DIRECTIONS
In the material below, find each line holding the string "LiCoO" and copy it.
** BEGIN **
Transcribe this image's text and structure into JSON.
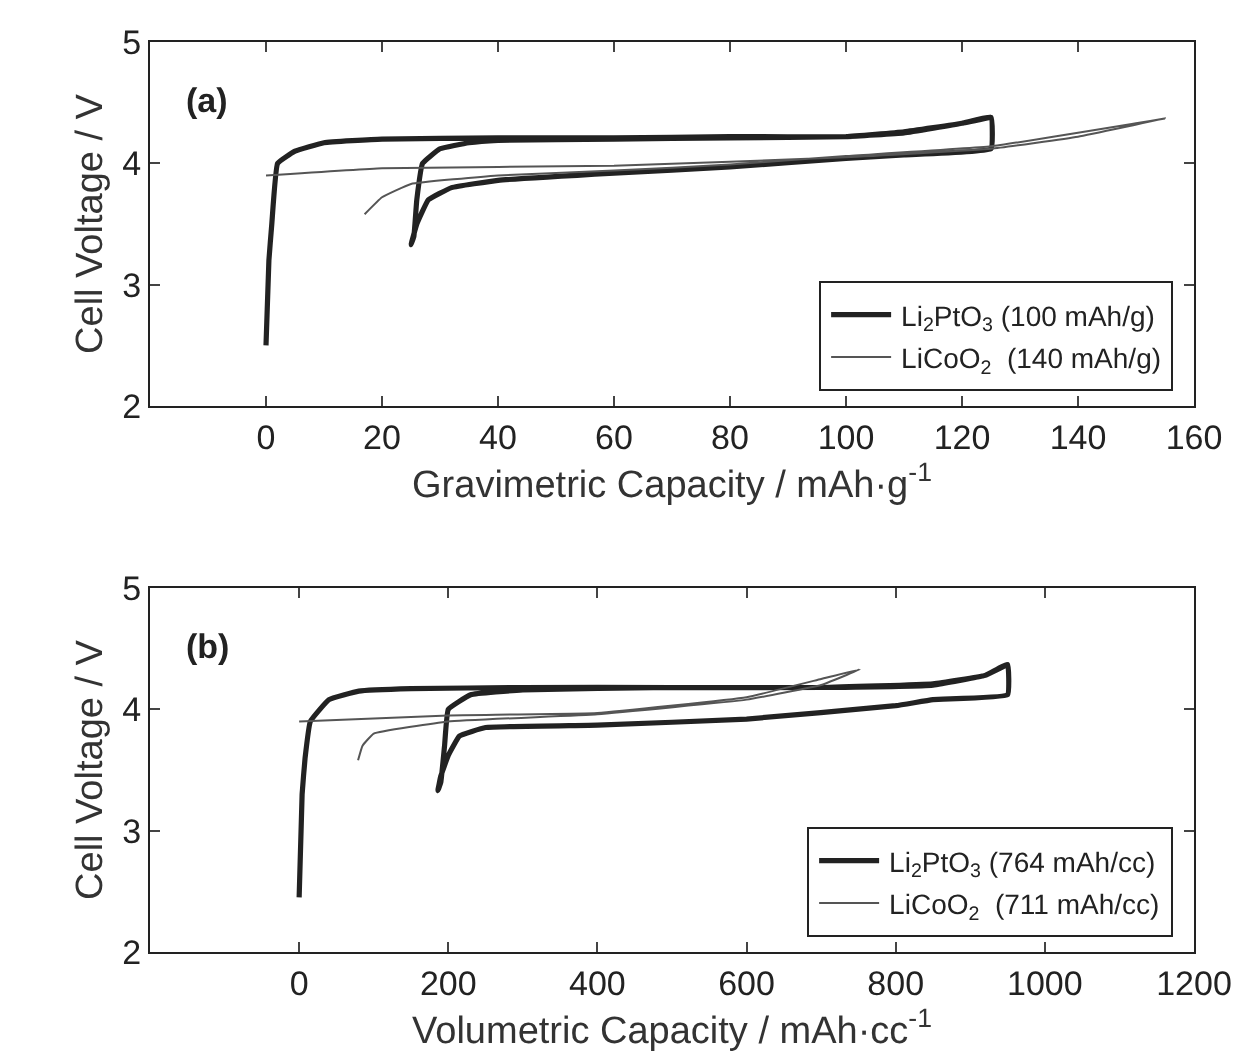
{
  "chart_data": [
    {
      "type": "line",
      "xlabel": "Gravimetric Capacity / mAh·g$^{-1}$",
      "ylabel": "Cell Voltage / V",
      "annotations": [
        "(a)"
      ],
      "xlim": [
        -20,
        160
      ],
      "xticks": [
        0,
        20,
        40,
        60,
        80,
        100,
        120,
        140,
        160
      ],
      "ylim": [
        2,
        5
      ],
      "yticks": [
        2,
        3,
        4,
        5
      ],
      "legend": "bottom right",
      "series": [
        {
          "name": "Li$_{2}$PtO$_{3}$ (100 mAh/g)",
          "color": "#222222",
          "x": [
            0,
            0.5,
            1,
            2,
            5,
            10,
            20,
            40,
            60,
            80,
            100,
            110,
            120,
            125,
            125,
            110,
            100,
            80,
            60,
            40,
            32,
            28,
            26,
            25,
            25.5,
            26,
            27,
            30,
            35,
            40,
            60,
            80,
            100,
            110,
            120,
            125
          ],
          "values": [
            2.5,
            3.2,
            3.5,
            4.0,
            4.1,
            4.17,
            4.2,
            4.21,
            4.21,
            4.22,
            4.22,
            4.25,
            4.33,
            4.38,
            4.12,
            4.07,
            4.04,
            3.97,
            3.92,
            3.86,
            3.8,
            3.7,
            3.5,
            3.33,
            3.4,
            3.7,
            4.0,
            4.12,
            4.17,
            4.19,
            4.2,
            4.21,
            4.22,
            4.26,
            4.33,
            4.38
          ]
        },
        {
          "name": "LiCoO$_{2}$  (140 mAh/g)",
          "color": "#555555",
          "x": [
            0,
            20,
            60,
            100,
            125,
            140,
            155,
            150,
            125,
            100,
            80,
            60,
            40,
            25,
            20,
            17
          ],
          "values": [
            3.9,
            3.96,
            3.98,
            4.05,
            4.12,
            4.22,
            4.37,
            4.33,
            4.14,
            4.06,
            3.99,
            3.94,
            3.9,
            3.83,
            3.72,
            3.58
          ]
        }
      ]
    },
    {
      "type": "line",
      "xlabel": "Volumetric Capacity / mAh·cc$^{-1}$",
      "ylabel": "Cell Voltage / V",
      "annotations": [
        "(b)"
      ],
      "xlim": [
        -200,
        1200
      ],
      "xticks": [
        0,
        200,
        400,
        600,
        800,
        1000,
        1200
      ],
      "ylim": [
        2,
        5
      ],
      "yticks": [
        2,
        3,
        4,
        5
      ],
      "legend": "bottom right",
      "series": [
        {
          "name": "Li$_{2}$PtO$_{3}$ (764 mAh/cc)",
          "color": "#222222",
          "x": [
            0,
            4,
            8,
            15,
            40,
            80,
            150,
            300,
            500,
            700,
            850,
            920,
            950,
            950,
            850,
            800,
            600,
            400,
            250,
            215,
            200,
            190,
            186,
            190,
            195,
            200,
            230,
            300,
            500,
            700,
            850,
            920,
            950
          ],
          "values": [
            2.45,
            3.3,
            3.6,
            3.9,
            4.08,
            4.15,
            4.17,
            4.18,
            4.18,
            4.18,
            4.2,
            4.28,
            4.37,
            4.12,
            4.08,
            4.03,
            3.92,
            3.87,
            3.85,
            3.78,
            3.62,
            3.45,
            3.33,
            3.4,
            3.7,
            4.0,
            4.12,
            4.16,
            4.18,
            4.18,
            4.21,
            4.28,
            4.37
          ]
        },
        {
          "name": "LiCoO$_{2}$  (711 mAh/cc)",
          "color": "#555555",
          "x": [
            0,
            200,
            400,
            600,
            700,
            752,
            700,
            600,
            400,
            200,
            100,
            85,
            79
          ],
          "values": [
            3.9,
            3.95,
            3.97,
            4.1,
            4.25,
            4.33,
            4.2,
            4.08,
            3.96,
            3.9,
            3.8,
            3.7,
            3.58
          ]
        }
      ]
    }
  ]
}
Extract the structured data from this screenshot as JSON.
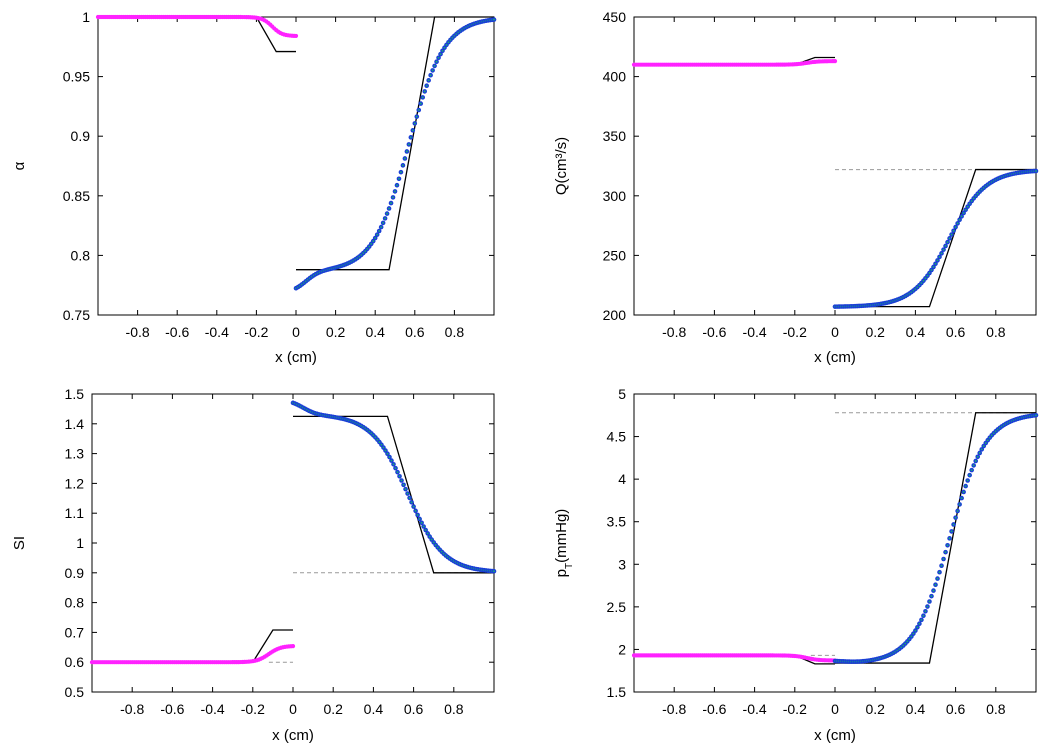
{
  "colors": {
    "left_series": "#ff22ff",
    "right_series": "#1a3fd6",
    "right_series_inner": "#18b070",
    "exact": "#000000",
    "dashed": "#999999"
  },
  "chart_data": [
    {
      "id": "alpha",
      "type": "line",
      "ylabel": "α",
      "xlabel": "x (cm)",
      "ylim": [
        0.75,
        1.0
      ],
      "yticks": [
        0.75,
        0.8,
        0.85,
        0.9,
        0.95,
        1
      ],
      "ytick_labels": [
        "0.75",
        "0.8",
        "0.85",
        "0.9",
        "0.95",
        "1"
      ],
      "left": {
        "xlim": [
          -1,
          0
        ],
        "xticks": [
          -0.8,
          -0.6,
          -0.4,
          -0.2,
          0
        ],
        "xtick_labels": [
          "-0.8",
          "-0.6",
          "-0.4",
          "-0.2",
          "0"
        ],
        "exact": {
          "x": [
            -1,
            -0.2,
            -0.1,
            0
          ],
          "y": [
            1,
            1,
            0.971,
            0.971
          ]
        },
        "numeric": {
          "from": 1,
          "to": 0.984,
          "center": -0.12,
          "width": 0.025,
          "x0": -1,
          "x1": 0
        }
      },
      "right": {
        "xlim": [
          0,
          1
        ],
        "xticks": [
          0,
          0.2,
          0.4,
          0.6,
          0.8
        ],
        "xtick_labels": [
          "0",
          "0.2",
          "0.4",
          "0.6",
          "0.8"
        ],
        "exact": {
          "x": [
            0,
            0.47,
            0.7,
            1
          ],
          "y": [
            0.788,
            0.788,
            1,
            1
          ]
        },
        "numeric": {
          "start": 0.769,
          "bump_x": 0.05,
          "mid": 0.787,
          "plateau_end": 0.35,
          "end": 1.0,
          "ramp_center": 0.57,
          "ramp_width": 0.09
        }
      },
      "dashed_level": null
    },
    {
      "id": "Q",
      "type": "line",
      "ylabel": "Q(cm³/s)",
      "xlabel": "x (cm)",
      "ylim": [
        200,
        450
      ],
      "yticks": [
        200,
        250,
        300,
        350,
        400,
        450
      ],
      "ytick_labels": [
        "200",
        "250",
        "300",
        "350",
        "400",
        "450"
      ],
      "left": {
        "xlim": [
          -1,
          0
        ],
        "xticks": [
          -0.8,
          -0.6,
          -0.4,
          -0.2,
          0
        ],
        "xtick_labels": [
          "-0.8",
          "-0.6",
          "-0.4",
          "-0.2",
          "0"
        ],
        "exact": {
          "x": [
            -1,
            -0.2,
            -0.1,
            0
          ],
          "y": [
            410,
            410,
            416,
            416
          ]
        },
        "numeric": {
          "from": 410,
          "to": 413,
          "center": -0.14,
          "width": 0.03,
          "x0": -1,
          "x1": 0
        }
      },
      "right": {
        "xlim": [
          0,
          1
        ],
        "xticks": [
          0,
          0.2,
          0.4,
          0.6,
          0.8
        ],
        "xtick_labels": [
          "0",
          "0.2",
          "0.4",
          "0.6",
          "0.8"
        ],
        "exact": {
          "x": [
            0,
            0.47,
            0.7,
            1
          ],
          "y": [
            207,
            207,
            322,
            322
          ]
        },
        "numeric": {
          "start": 207,
          "bump_x": 0.05,
          "mid": 207,
          "plateau_end": 0.35,
          "end": 322,
          "ramp_center": 0.57,
          "ramp_width": 0.09
        }
      },
      "dashed_level": 322
    },
    {
      "id": "SI",
      "type": "line",
      "ylabel": "SI",
      "xlabel": "x (cm)",
      "ylim": [
        0.5,
        1.5
      ],
      "yticks": [
        0.5,
        0.6,
        0.7,
        0.8,
        0.9,
        1,
        1.1,
        1.2,
        1.3,
        1.4,
        1.5
      ],
      "ytick_labels": [
        "0.5",
        "0.6",
        "0.7",
        "0.8",
        "0.9",
        "1",
        "1.1",
        "1.2",
        "1.3",
        "1.4",
        "1.5"
      ],
      "left": {
        "xlim": [
          -1,
          0
        ],
        "xticks": [
          -0.8,
          -0.6,
          -0.4,
          -0.2,
          0
        ],
        "xtick_labels": [
          "-0.8",
          "-0.6",
          "-0.4",
          "-0.2",
          "0"
        ],
        "exact": {
          "x": [
            -1,
            -0.2,
            -0.1,
            0
          ],
          "y": [
            0.6,
            0.6,
            0.708,
            0.708
          ]
        },
        "numeric": {
          "from": 0.6,
          "to": 0.655,
          "center": -0.12,
          "width": 0.03,
          "x0": -1,
          "x1": 0
        }
      },
      "right": {
        "xlim": [
          0,
          1
        ],
        "xticks": [
          0,
          0.2,
          0.4,
          0.6,
          0.8
        ],
        "xtick_labels": [
          "0",
          "0.2",
          "0.4",
          "0.6",
          "0.8"
        ],
        "exact": {
          "x": [
            0,
            0.47,
            0.7,
            1
          ],
          "y": [
            1.425,
            1.425,
            0.9,
            0.9
          ]
        },
        "numeric": {
          "start": 1.48,
          "bump_x": 0.05,
          "mid": 1.43,
          "plateau_end": 0.35,
          "end": 0.9,
          "ramp_center": 0.57,
          "ramp_width": 0.09
        }
      },
      "dashed_level": 0.9,
      "left_dashed_level": 0.6
    },
    {
      "id": "pT",
      "type": "line",
      "ylabel_main": "p",
      "ylabel_sub": "T",
      "ylabel_rest": "(mmHg)",
      "xlabel": "x (cm)",
      "ylim": [
        1.5,
        5
      ],
      "yticks": [
        1.5,
        2,
        2.5,
        3,
        3.5,
        4,
        4.5,
        5
      ],
      "ytick_labels": [
        "1.5",
        "2",
        "2.5",
        "3",
        "3.5",
        "4",
        "4.5",
        "5"
      ],
      "left": {
        "xlim": [
          -1,
          0
        ],
        "xticks": [
          -0.8,
          -0.6,
          -0.4,
          -0.2,
          0
        ],
        "xtick_labels": [
          "-0.8",
          "-0.6",
          "-0.4",
          "-0.2",
          "0"
        ],
        "exact": {
          "x": [
            -1,
            -0.2,
            -0.1,
            0
          ],
          "y": [
            1.93,
            1.93,
            1.83,
            1.83
          ]
        },
        "numeric": {
          "from": 1.93,
          "to": 1.87,
          "center": -0.14,
          "width": 0.03,
          "x0": -1,
          "x1": 0
        }
      },
      "right": {
        "xlim": [
          0,
          1
        ],
        "xticks": [
          0,
          0.2,
          0.4,
          0.6,
          0.8
        ],
        "xtick_labels": [
          "0",
          "0.2",
          "0.4",
          "0.6",
          "0.8"
        ],
        "exact": {
          "x": [
            0,
            0.47,
            0.7,
            1
          ],
          "y": [
            1.84,
            1.84,
            4.78,
            4.78
          ]
        },
        "numeric": {
          "start": 1.87,
          "bump_x": 0.05,
          "mid": 1.84,
          "plateau_end": 0.35,
          "end": 4.78,
          "ramp_center": 0.57,
          "ramp_width": 0.09
        }
      },
      "dashed_level": 4.78,
      "left_dashed_level": 1.93
    }
  ]
}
** END **
RESPONSE
          "name": "LiCoO$_{2}$  (140 mAh/g)",
          "name": "LiCoO$_{2}$  (711 mAh/cc)",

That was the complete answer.